WRITTEN TASK: All lines in which the word "可以提高水的沸点" occurs are to be extracted.

Extracted records
[Begin]
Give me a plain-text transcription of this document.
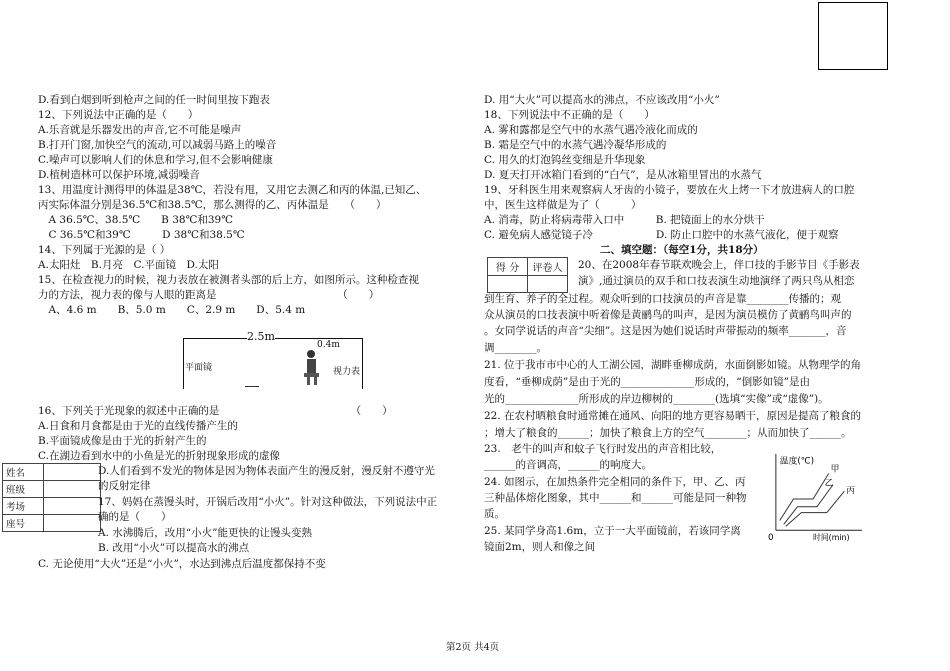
D.看到白烟到听到枪声之间的任一时间里按下跑表
12、下列说法中正确的是（　　）
A.乐音就是乐器发出的声音,它不可能是噪声
B.打开门窗,加快空气的流动,可以减弱马路上的噪音
C.噪声可以影响人们的休息和学习,但不会影响健康
D.植树造林可以保护环境,减弱噪音
13、用温度计测得甲的体温是38℃，若没有甩，又用它去测乙和丙的体温,已知乙、
丙实际体温分别是36.5℃和38.5℃，那么测得的乙、丙体温是　　（　　）
　A 36.5℃、38.5℃　　B 38℃和39℃
　C 36.5℃和39℃　　　D 38℃和38.5℃
14、下列属于光源的是（ ）
A.太阳灶　B.月亮　C.平面镜　D.太阳
15、在检查视力的时候，视力表放在被测者头部的后上方，如图所示。这种检查视
力的方法，视力表的像与人眼的距离是　　　　　　　　　　　　（　　）
　A、4.6 m　　B、5.0 m　　C、2.9 m　　D、5.4 m
2.5m
0.4m
平面镜	视力表
16、下列关于光现象的叙述中正确的是　　　　　　　　　　　　　（　　）
A.日食和月食都是由于光的直线传播产生的
B.平面镜成像是由于光的折射产生的
C.在湖边看到水中的小鱼是光的折射现象形成的虚像
姓名	
班级	
考场	
座号	
D.人们看到不发光的物体是因为物体表面产生的漫反射，漫反射不遵守光
的反射定律
17、妈妈在蒸馒头时，开锅后改用“小火”。针对这种做法，下列说法中正
确的是（　　）
A. 水沸腾后，改用“小火”能更快的让馒头变熟
B. 改用“小火”可以提高水的沸点
C. 无论使用“大火”还是“小火”，水达到沸点后温度都保持不变
D. 用“大火”可以提高水的沸点，不应该改用“小火”
18、下列说法中不正确的是（　　）
A. 雾和露都是空气中的水蒸气遇冷液化而成的
B. 霜是空气中的水蒸气遇冷凝华形成的
C. 用久的灯泡钨丝变细是升华现象
D. 夏天打开冰箱门看到的“白气”，是从冰箱里冒出的水蒸气
19、牙科医生用来观察病人牙齿的小镜子，要放在火上烤一下才放进病人的口腔
中，医生这样做是为了（　　　）
A. 消毒，防止将病毒带入口中　　　B. 把镜面上的水分烘干
C. 避免病人感觉镜子冷　　　　　　D. 防止口腔中的水蒸气液化，便于观察
二、填空题：（每空1分，共18分）
得 分	评卷人
	20、在2008年春节联欢晚会上，伴口技的手影节目《手影表
演》,通过演员的双手和口技表演生动地演绎了两只鸟从相恋
到生育、养子的全过程。观众听到的口技演员的声音是靠________传播的；观
众从演员的口技表演中听着像是黄鹂鸟的叫声，是因为演员模仿了黄鹂鸟叫声的
。女同学说话的声音“尖细”。这是因为她们说话时声带振动的频率_______，音
调________。
21. 位于我市市中心的人工湖公园，湖畔垂柳成荫，水面倒影如镜。从物理学的角
度看，“垂柳成荫”是由于光的______________形成的，“倒影如镜”是由
光的______________所形成的岸边柳树的________(选填“实像”或“虚像”)。
22. 在农村晒粮食时通常摊在通风、向阳的地方更容易晒干，原因是提高了粮食的
；增大了粮食的______；加快了粮食上方的空气________；从而加快了______。
23.　老牛的叫声和蚊子飞行时发出的声音相比较，
______的音调高，______的响度大。
24. 如图示，在加热条件完全相同的条件下，甲、乙、丙
三种晶体熔化图象，其中______和______可能是同一种物
质。
25. 某同学身高1.6m，立于一大平面镜前，若该同学离
镜面2m，则人和像之间
温度(℃)
0	时间(min)
甲
乙
丙
第2页 共4页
[End]
COMPLETE RESPONSE:
B. 改用“小火”可以提高水的沸点
D. 用“大火”可以提高水的沸点，不应该改用“小火”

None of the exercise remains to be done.